Task directions: Check every line below for the word "أخرجه" and give only the number of lines where it appears.

Saved entries:
---+---

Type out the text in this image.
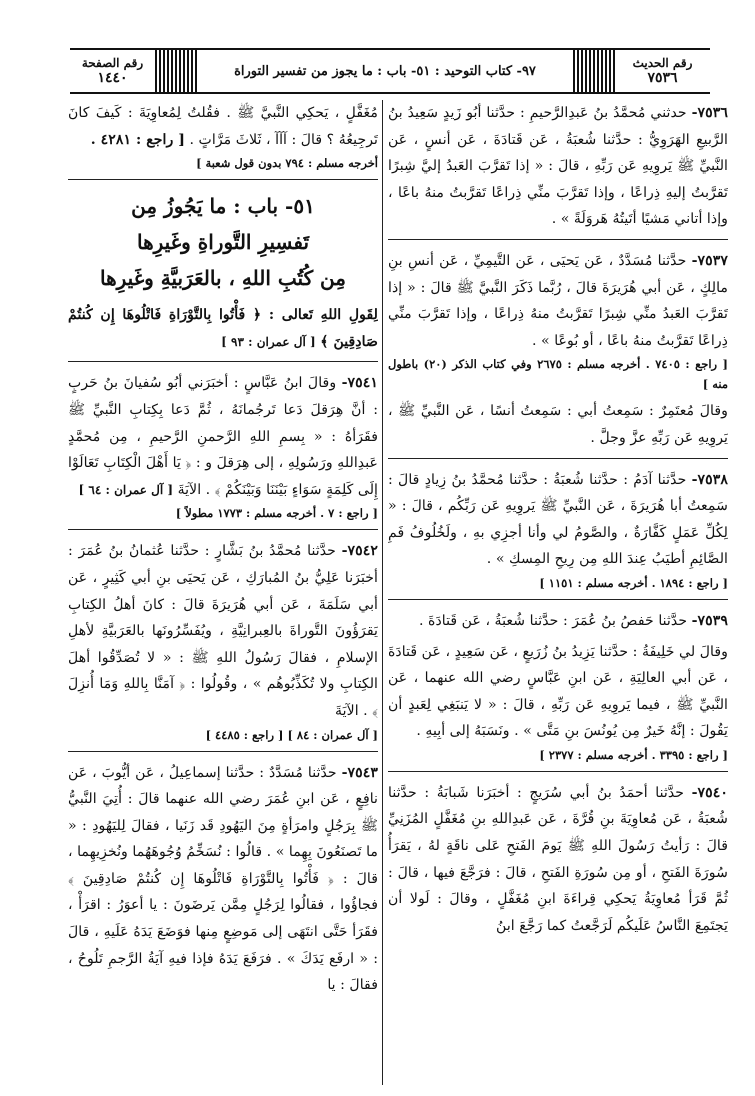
رقم الحديث
٧٥٣٦
٩٧- كتاب التوحيد : ٥١- باب : ما يجوز من تفسير التوراة
رقم الصفحة
١٤٤٠
٧٥٣٦- حدثني مُحمَّدُ بنُ عَبدِالرَّحيمِ : حدَّثنا أبُو زَيدٍ سَعِيدُ بنُ الرَّبيعِ الهَرَوِيُّ : حدَّثنا شُعبَةُ ، عَن قَتادَةَ ، عَن أنسٍ ، عَن النَّبيِّ ﷺ يَروِيهِ عَن رَبِّهِ ، قالَ : « إذا تَقرَّبَ العَبدُ إليَّ شِبرًا تَقرَّبتُ إليهِ ذِراعًا ، وإذا تَقرَّبَ منِّي ذِراعًا تَقرَّبتُ منهُ باعًا ، وإذا أتاني مَشيًا أتَيتُهُ هَروَلَةً » .
٧٥٣٧- حدَّثنا مُسَدَّدٌ ، عَن يَحيَى ، عَن التَّيمِيِّ ، عَن أنسِ بنِ مالِكٍ ، عَن أبي هُرَيرَةَ قالَ ، رُبَّما ذَكَرَ النَّبيَّ ﷺ قالَ : « إذا تَقرَّبَ العَبدُ منِّي شِبرًا تَقرَّبتُ منهُ ذِراعًا ، وإذا تَقرَّبَ منِّي ذِراعًا تَقرَّبتُ منهُ باعًا ، أو بُوعًا » .
[ راجع : ٧٤٠٥ . أخرجه مسلم : ٢٦٧٥ وفي كتاب الذكر (٢٠) باطول منه ]
وقالَ مُعتَمِرٌ : سَمِعتُ أبي : سَمِعتُ أنسًا ، عَن النَّبيِّ ﷺ ، يَروِيهِ عَن رَبِّهِ عزَّ وجلَّ .
٧٥٣٨- حدَّثنا آدَمُ : حدَّثنا شُعبَةُ : حدَّثنا مُحمَّدُ بنُ زِيادٍ قالَ : سَمِعتُ أبا هُرَيرَةَ ، عَن النَّبيِّ ﷺ يَروِيهِ عَن رَبِّكُم ، قالَ : « لِكُلِّ عَمَلٍ كَفَّارَةٌ ، والصَّومُ لي وأنا أجزِي بهِ ، ولَخُلُوفُ فَمِ الصَّائِمِ أطيَبُ عِندَ اللهِ مِن رِيحِ المِسكِ » .
[ راجع : ١٨٩٤ . أخرجه مسلم : ١١٥١ ]
٧٥٣٩- حدَّثنا حَفصُ بنُ عُمَرَ : حدَّثنا شُعبَةُ ، عَن قَتادَةَ .
وقالَ لي خَلِيفَةُ : حدَّثنا يَزِيدُ بنُ زُرَيعٍ ، عَن سَعِيدٍ ، عَن قَتادَةَ ، عَن أبي العالِيَةِ ، عَن ابنِ عَبَّاسٍ رضي الله عنهما ، عَن النَّبيِّ ﷺ ، فيما يَروِيهِ عَن رَبِّهِ ، قالَ : « لا يَنبَغِي لِعَبدٍ أن يَقُولَ : إنَّهُ خَيرٌ مِن يُونُسَ بنِ مَتَّى » . ونَسَبَهُ إلى أبِيهِ .
[ راجع : ٣٣٩٥ . أخرجه مسلم : ٢٣٧٧ ]
٧٥٤٠- حدَّثنا أحمَدُ بنُ أبي سُرَيجٍ : أخبَرَنا شَبابَةُ : حدَّثنا شُعبَةُ ، عَن مُعاوِيَةَ بنِ قُرَّةَ ، عَن عَبدِاللهِ بنِ مُغَفَّلٍ المُزَنِيِّ قالَ : رَأيتُ رَسُولَ اللهِ ﷺ يَومَ الفَتحِ عَلى ناقَةٍ لهُ ، يَقرَأُ سُورَةَ الفَتحِ ، أو مِن سُورَةِ الفَتحِ ، قالَ : فرَجَّعَ فيها ، قالَ : ثُمَّ قَرَأ مُعاوِيَةُ يَحكِي قِراءَةَ ابنِ مُغَفَّلٍ ، وقالَ : لَولا أن يَجتَمِعَ النَّاسُ عَلَيكُم لَرَجَّعتُ كما رَجَّعَ ابنُ
مُغَفَّلٍ ، يَحكِي النَّبيَّ ﷺ . فقُلتُ لِمُعاوِيَةَ : كَيفَ كانَ تَرجِيعُهُ ؟ قالَ : آآآ ، ثَلاثَ مَرَّاتٍ . [ راجع : ٤٢٨١ .
أخرجه مسلم : ٧٩٤ بدون قول شعبة ]
٥١- باب : ما يَجُوزُ مِن
تَفسِيرِ التَّوراةِ وغَيرِها
مِن كُتُبِ اللهِ ، بالعَرَبيَّةِ وغَيرِها
لِقَولِ اللهِ تَعالى : ﴿ فَأْتُوا بِالتَّوْرَاةِ فَاتْلُوهَا إِن كُنتُمْ صَادِقِينَ ﴾ [ آل عمران : ٩٣ ]
٧٥٤١- وقالَ ابنُ عَبَّاسٍ : أخبَرَني أبُو سُفيانَ بنُ حَربٍ : أنَّ هِرَقلَ دَعا تَرجُمانَهُ ، ثُمَّ دَعا بِكِتابِ النَّبيِّ ﷺ فقَرَأهُ : « بِسمِ اللهِ الرَّحمنِ الرَّحيمِ ، مِن مُحمَّدٍ عَبدِاللهِ ورَسُولِهِ ، إلى هِرَقلَ و : ﴿ يَا أَهْلَ الْكِتَابِ تَعَالَوْا إِلَى كَلِمَةٍ سَوَاءٍ بَيْنَنَا وَبَيْنَكُمْ ﴾ . الآيَةَ [ آل عمران : ٦٤ ]
[ راجع : ٧ . أخرجه مسلم : ١٧٧٣ مطولاً ]
٧٥٤٢- حدَّثنا مُحمَّدُ بنُ بَشَّارٍ : حدَّثنا عُثمانُ بنُ عُمَرَ : أخبَرَنا عَلِيُّ بنُ المُبارَكِ ، عَن يَحيَى بنِ أبي كَثِيرٍ ، عَن أبي سَلَمَةَ ، عَن أبي هُرَيرَةَ قالَ : كانَ أهلُ الكِتابِ يَقرَؤُونَ التَّوراةَ بالعِبرانِيَّةِ ، ويُفَسِّرُونَها بالعَرَبيَّةِ لأهلِ الإسلامِ ، فقالَ رَسُولُ اللهِ ﷺ : « لا تُصَدِّقُوا أهلَ الكِتابِ ولا تُكَذِّبُوهُم » ، وقُولُوا : ﴿ آمَنَّا بِاللهِ وَمَا أُنزِلَ ﴾ . الآيَةَ
[ آل عمران : ٨٤ ] [ راجع : ٤٤٨٥ ]
٧٥٤٣- حدَّثنا مُسَدَّدٌ : حدَّثنا إسماعِيلُ ، عَن أيُّوبَ ، عَن نافِعٍ ، عَن ابنِ عُمَرَ رضي الله عنهما قالَ : أُتِيَ النَّبيُّ ﷺ بِرَجُلٍ وامرَأةٍ مِنَ اليَهُودِ قَد زَنَيا ، فقالَ لِليَهُودِ : « ما تَصنَعُونَ بِهِما » . قالُوا : نُسَخِّمُ وُجُوهَهُما ونُخزِيهِما ، قالَ : ﴿ فَأْتُوا بِالتَّوْرَاةِ فَاتْلُوهَا إِن كُنتُمْ صَادِقِينَ ﴾ فجاؤُوا ، فقالُوا لِرَجُلٍ مِمَّن يَرضَونَ : يا أعوَرُ : اقرَأْ ، فقَرَأ حَتَّى انتَهَى إلى مَوضِعٍ مِنها فوَضَعَ يَدَهُ عَلَيهِ ، قالَ : « ارفَع يَدَكَ » . فرَفَعَ يَدَهُ فإذا فيهِ آيَةُ الرَّجمِ تَلُوحُ ، فقالَ : يا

---+---

Answer below: 5